(Excerpts from a layout annotation set)
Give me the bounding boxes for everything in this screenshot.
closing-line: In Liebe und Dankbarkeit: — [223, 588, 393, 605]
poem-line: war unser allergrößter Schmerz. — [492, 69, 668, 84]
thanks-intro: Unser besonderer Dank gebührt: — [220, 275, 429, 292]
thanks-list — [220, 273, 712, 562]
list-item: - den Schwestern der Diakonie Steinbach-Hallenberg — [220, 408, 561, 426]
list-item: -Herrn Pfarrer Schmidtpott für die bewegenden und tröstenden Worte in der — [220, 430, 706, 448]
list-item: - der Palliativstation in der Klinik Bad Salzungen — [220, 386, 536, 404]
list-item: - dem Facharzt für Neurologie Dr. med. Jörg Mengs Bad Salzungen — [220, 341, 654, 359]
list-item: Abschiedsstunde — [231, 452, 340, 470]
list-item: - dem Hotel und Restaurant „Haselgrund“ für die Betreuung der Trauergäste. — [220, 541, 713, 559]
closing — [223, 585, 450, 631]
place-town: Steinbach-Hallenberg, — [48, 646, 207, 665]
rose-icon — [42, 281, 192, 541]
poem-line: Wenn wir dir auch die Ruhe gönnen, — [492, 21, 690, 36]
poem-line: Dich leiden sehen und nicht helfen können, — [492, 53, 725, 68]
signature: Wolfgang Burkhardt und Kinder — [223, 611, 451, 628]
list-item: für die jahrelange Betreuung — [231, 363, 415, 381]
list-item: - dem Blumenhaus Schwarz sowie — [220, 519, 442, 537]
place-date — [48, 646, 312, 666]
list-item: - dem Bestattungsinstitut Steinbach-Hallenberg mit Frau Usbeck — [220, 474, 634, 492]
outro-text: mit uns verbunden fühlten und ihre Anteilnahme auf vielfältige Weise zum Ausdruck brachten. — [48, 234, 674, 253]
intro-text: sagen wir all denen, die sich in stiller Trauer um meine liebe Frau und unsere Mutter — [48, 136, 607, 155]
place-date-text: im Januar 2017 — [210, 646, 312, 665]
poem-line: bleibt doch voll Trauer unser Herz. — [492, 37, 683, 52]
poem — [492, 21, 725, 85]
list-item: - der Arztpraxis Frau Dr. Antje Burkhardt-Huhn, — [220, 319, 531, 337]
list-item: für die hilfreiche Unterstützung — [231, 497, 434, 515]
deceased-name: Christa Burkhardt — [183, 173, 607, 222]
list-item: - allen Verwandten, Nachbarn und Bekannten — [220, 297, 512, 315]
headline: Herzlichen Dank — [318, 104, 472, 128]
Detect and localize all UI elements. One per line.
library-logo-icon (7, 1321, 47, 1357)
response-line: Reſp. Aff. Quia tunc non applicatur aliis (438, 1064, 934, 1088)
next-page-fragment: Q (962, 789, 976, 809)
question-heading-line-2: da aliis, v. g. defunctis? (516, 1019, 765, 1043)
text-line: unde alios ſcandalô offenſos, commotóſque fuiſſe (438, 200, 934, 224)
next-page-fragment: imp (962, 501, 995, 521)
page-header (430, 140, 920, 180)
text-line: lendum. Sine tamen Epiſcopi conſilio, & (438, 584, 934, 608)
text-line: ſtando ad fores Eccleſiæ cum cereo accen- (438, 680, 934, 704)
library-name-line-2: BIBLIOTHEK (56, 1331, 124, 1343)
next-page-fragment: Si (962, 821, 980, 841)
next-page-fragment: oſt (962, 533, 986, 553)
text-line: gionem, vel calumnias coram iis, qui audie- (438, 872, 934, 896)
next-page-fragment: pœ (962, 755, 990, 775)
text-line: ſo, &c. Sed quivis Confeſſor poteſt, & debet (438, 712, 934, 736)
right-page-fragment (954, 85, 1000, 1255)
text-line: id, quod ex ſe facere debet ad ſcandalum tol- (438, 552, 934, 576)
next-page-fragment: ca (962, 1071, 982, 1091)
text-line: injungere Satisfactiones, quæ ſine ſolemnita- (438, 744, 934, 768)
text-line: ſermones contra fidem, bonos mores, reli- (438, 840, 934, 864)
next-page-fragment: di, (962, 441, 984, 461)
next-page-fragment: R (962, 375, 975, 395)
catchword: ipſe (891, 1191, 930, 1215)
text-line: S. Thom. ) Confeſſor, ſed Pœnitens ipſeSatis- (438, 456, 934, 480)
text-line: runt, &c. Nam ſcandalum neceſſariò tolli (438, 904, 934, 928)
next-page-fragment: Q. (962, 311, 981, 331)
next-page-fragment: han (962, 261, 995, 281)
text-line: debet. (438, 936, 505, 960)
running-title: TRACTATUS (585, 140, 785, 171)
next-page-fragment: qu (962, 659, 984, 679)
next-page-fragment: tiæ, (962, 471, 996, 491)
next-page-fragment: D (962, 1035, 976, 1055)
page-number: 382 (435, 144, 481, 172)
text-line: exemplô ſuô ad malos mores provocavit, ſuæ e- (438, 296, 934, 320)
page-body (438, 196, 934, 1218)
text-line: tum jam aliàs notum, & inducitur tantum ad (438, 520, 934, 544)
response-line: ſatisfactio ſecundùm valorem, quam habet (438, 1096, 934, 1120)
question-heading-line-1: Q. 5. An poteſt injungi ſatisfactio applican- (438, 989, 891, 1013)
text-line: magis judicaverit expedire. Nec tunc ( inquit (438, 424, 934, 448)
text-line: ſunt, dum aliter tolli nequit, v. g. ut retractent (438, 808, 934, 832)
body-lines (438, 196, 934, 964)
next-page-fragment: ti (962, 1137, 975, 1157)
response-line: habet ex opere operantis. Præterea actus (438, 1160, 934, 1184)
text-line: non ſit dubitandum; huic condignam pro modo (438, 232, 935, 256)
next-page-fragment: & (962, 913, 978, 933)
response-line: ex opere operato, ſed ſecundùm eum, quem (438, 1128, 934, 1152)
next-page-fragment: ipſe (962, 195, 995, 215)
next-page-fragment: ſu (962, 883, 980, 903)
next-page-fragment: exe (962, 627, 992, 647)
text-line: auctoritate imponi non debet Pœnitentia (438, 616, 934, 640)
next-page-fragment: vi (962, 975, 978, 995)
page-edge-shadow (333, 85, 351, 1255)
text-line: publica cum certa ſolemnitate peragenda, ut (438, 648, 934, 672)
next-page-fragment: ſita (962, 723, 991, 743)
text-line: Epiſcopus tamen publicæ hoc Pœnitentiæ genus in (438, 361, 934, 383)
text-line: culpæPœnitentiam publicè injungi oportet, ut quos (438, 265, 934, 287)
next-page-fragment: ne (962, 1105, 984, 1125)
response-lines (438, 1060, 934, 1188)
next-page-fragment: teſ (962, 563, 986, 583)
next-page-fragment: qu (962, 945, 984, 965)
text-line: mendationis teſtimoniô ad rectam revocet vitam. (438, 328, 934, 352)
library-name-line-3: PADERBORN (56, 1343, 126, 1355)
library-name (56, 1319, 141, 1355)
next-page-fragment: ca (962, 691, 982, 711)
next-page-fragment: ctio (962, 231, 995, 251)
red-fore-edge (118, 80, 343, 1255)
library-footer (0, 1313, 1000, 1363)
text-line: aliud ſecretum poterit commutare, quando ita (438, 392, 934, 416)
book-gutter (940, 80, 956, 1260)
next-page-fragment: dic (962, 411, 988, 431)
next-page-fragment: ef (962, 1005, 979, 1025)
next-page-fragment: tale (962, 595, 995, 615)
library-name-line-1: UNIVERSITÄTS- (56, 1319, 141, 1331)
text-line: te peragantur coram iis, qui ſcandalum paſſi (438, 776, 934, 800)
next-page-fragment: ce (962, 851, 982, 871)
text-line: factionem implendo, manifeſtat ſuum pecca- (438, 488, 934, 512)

> **Exercise**:
Extract every line of the entries above verbatim, leaving each character unchanged.

> **Full output**:
Give me the bounding boxes for everything in this screenshot.
closing-line: In Liebe und Dankbarkeit: — [223, 588, 393, 605]
poem-line: war unser allergrößter Schmerz. — [492, 69, 668, 84]
thanks-intro: Unser besonderer Dank gebührt: — [220, 275, 429, 292]
thanks-list — [220, 273, 712, 562]
list-item: - den Schwestern der Diakonie Steinbach-Hallenberg — [220, 408, 561, 426]
list-item: -Herrn Pfarrer Schmidtpott für die bewegenden und tröstenden Worte in der — [220, 430, 706, 448]
list-item: - der Palliativstation in der Klinik Bad Salzungen — [220, 386, 536, 404]
list-item: - dem Facharzt für Neurologie Dr. med. Jörg Mengs Bad Salzungen — [220, 341, 654, 359]
list-item: Abschiedsstunde — [231, 452, 340, 470]
list-item: - dem Hotel und Restaurant „Haselgrund“ für die Betreuung der Trauergäste. — [220, 541, 713, 559]
closing — [223, 585, 450, 631]
place-town: Steinbach-Hallenberg, — [48, 646, 207, 665]
rose-icon — [42, 281, 192, 541]
poem-line: Wenn wir dir auch die Ruhe gönnen, — [492, 21, 690, 36]
poem-line: Dich leiden sehen und nicht helfen können, — [492, 53, 725, 68]
signature: Wolfgang Burkhardt und Kinder — [223, 611, 451, 628]
list-item: für die jahrelange Betreuung — [231, 363, 415, 381]
list-item: - dem Blumenhaus Schwarz sowie — [220, 519, 442, 537]
place-date — [48, 646, 312, 666]
list-item: - dem Bestattungsinstitut Steinbach-Hallenberg mit Frau Usbeck — [220, 474, 634, 492]
outro-text: mit uns verbunden fühlten und ihre Anteilnahme auf vielfältige Weise zum Ausdruck brachten. — [48, 234, 674, 253]
intro-text: sagen wir all denen, die sich in stiller Trauer um meine liebe Frau und unsere Mutter — [48, 136, 607, 155]
place-date-text: im Januar 2017 — [210, 646, 312, 665]
poem-line: bleibt doch voll Trauer unser Herz. — [492, 37, 683, 52]
poem — [492, 21, 725, 85]
list-item: - der Arztpraxis Frau Dr. Antje Burkhardt-Huhn, — [220, 319, 531, 337]
list-item: für die hilfreiche Unterstützung — [231, 497, 434, 515]
deceased-name: Christa Burkhardt — [183, 173, 607, 222]
list-item: - allen Verwandten, Nachbarn und Bekannten — [220, 297, 512, 315]
headline: Herzlichen Dank — [318, 104, 472, 128]
Detect and localize all UI elements. One per line.
library-logo-icon (7, 1321, 47, 1357)
response-line: Reſp. Aff. Quia tunc non applicatur aliis (438, 1064, 934, 1088)
next-page-fragment: Q (962, 789, 976, 809)
question-heading-line-2: da aliis, v. g. defunctis? (516, 1019, 765, 1043)
text-line: unde alios ſcandalô offenſos, commotóſque fuiſſe (438, 200, 934, 224)
next-page-fragment: imp (962, 501, 995, 521)
page-header (430, 140, 920, 180)
text-line: lendum. Sine tamen Epiſcopi conſilio, & (438, 584, 934, 608)
text-line: ſtando ad fores Eccleſiæ cum cereo accen- (438, 680, 934, 704)
library-name-line-2: BIBLIOTHEK (56, 1331, 124, 1343)
next-page-fragment: Si (962, 821, 980, 841)
next-page-fragment: oſt (962, 533, 986, 553)
text-line: gionem, vel calumnias coram iis, qui audie- (438, 872, 934, 896)
next-page-fragment: pœ (962, 755, 990, 775)
text-line: ſo, &c. Sed quivis Confeſſor poteſt, & debet (438, 712, 934, 736)
right-page-fragment (954, 85, 1000, 1255)
text-line: id, quod ex ſe facere debet ad ſcandalum tol- (438, 552, 934, 576)
next-page-fragment: ca (962, 1071, 982, 1091)
text-line: injungere Satisfactiones, quæ ſine ſolemnita- (438, 744, 934, 768)
text-line: ſermones contra fidem, bonos mores, reli- (438, 840, 934, 864)
next-page-fragment: di, (962, 441, 984, 461)
next-page-fragment: R (962, 375, 975, 395)
catchword: ipſe (891, 1191, 930, 1215)
text-line: S. Thom. ) Confeſſor, ſed Pœnitens ipſeSatis- (438, 456, 934, 480)
text-line: runt, &c. Nam ſcandalum neceſſariò tolli (438, 904, 934, 928)
next-page-fragment: Q. (962, 311, 981, 331)
next-page-fragment: han (962, 261, 995, 281)
text-line: debet. (438, 936, 505, 960)
running-title: TRACTATUS (585, 140, 785, 171)
next-page-fragment: qu (962, 659, 984, 679)
next-page-fragment: tiæ, (962, 471, 996, 491)
next-page-fragment: D (962, 1035, 976, 1055)
page-number: 382 (435, 144, 481, 172)
text-line: exemplô ſuô ad malos mores provocavit, ſuæ e- (438, 296, 934, 320)
page-body (438, 196, 934, 1218)
text-line: tum jam aliàs notum, & inducitur tantum ad (438, 520, 934, 544)
response-line: ſatisfactio ſecundùm valorem, quam habet (438, 1096, 934, 1120)
question-heading-line-1: Q. 5. An poteſt injungi ſatisfactio applican- (438, 989, 891, 1013)
text-line: magis judicaverit expedire. Nec tunc ( inquit (438, 424, 934, 448)
text-line: ſunt, dum aliter tolli nequit, v. g. ut retractent (438, 808, 934, 832)
body-lines (438, 196, 934, 964)
next-page-fragment: ti (962, 1137, 975, 1157)
response-line: habet ex opere operantis. Præterea actus (438, 1160, 934, 1184)
text-line: non ſit dubitandum; huic condignam pro modo (438, 232, 935, 256)
next-page-fragment: & (962, 913, 978, 933)
response-line: ex opere operato, ſed ſecundùm eum, quem (438, 1128, 934, 1152)
next-page-fragment: ipſe (962, 195, 995, 215)
next-page-fragment: ſu (962, 883, 980, 903)
next-page-fragment: exe (962, 627, 992, 647)
text-line: auctoritate imponi non debet Pœnitentia (438, 616, 934, 640)
next-page-fragment: vi (962, 975, 978, 995)
page-edge-shadow (333, 85, 351, 1255)
text-line: publica cum certa ſolemnitate peragenda, ut (438, 648, 934, 672)
next-page-fragment: ſita (962, 723, 991, 743)
text-line: Epiſcopus tamen publicæ hoc Pœnitentiæ genus in (438, 361, 934, 383)
text-line: culpæPœnitentiam publicè injungi oportet, ut quos (438, 265, 934, 287)
next-page-fragment: ne (962, 1105, 984, 1125)
response-lines (438, 1060, 934, 1188)
next-page-fragment: teſ (962, 563, 986, 583)
next-page-fragment: qu (962, 945, 984, 965)
text-line: mendationis teſtimoniô ad rectam revocet vitam. (438, 328, 934, 352)
library-name-line-3: PADERBORN (56, 1343, 126, 1355)
library-name (56, 1319, 141, 1355)
next-page-fragment: ca (962, 691, 982, 711)
next-page-fragment: ctio (962, 231, 995, 251)
red-fore-edge (118, 80, 343, 1255)
library-footer (0, 1313, 1000, 1363)
text-line: aliud ſecretum poterit commutare, quando ita (438, 392, 934, 416)
book-gutter (940, 80, 956, 1260)
next-page-fragment: dic (962, 411, 988, 431)
next-page-fragment: ef (962, 1005, 979, 1025)
next-page-fragment: tale (962, 595, 995, 615)
library-name-line-1: UNIVERSITÄTS- (56, 1319, 141, 1331)
text-line: te peragantur coram iis, qui ſcandalum paſſi (438, 776, 934, 800)
next-page-fragment: ce (962, 851, 982, 871)
text-line: factionem implendo, manifeſtat ſuum pecca- (438, 488, 934, 512)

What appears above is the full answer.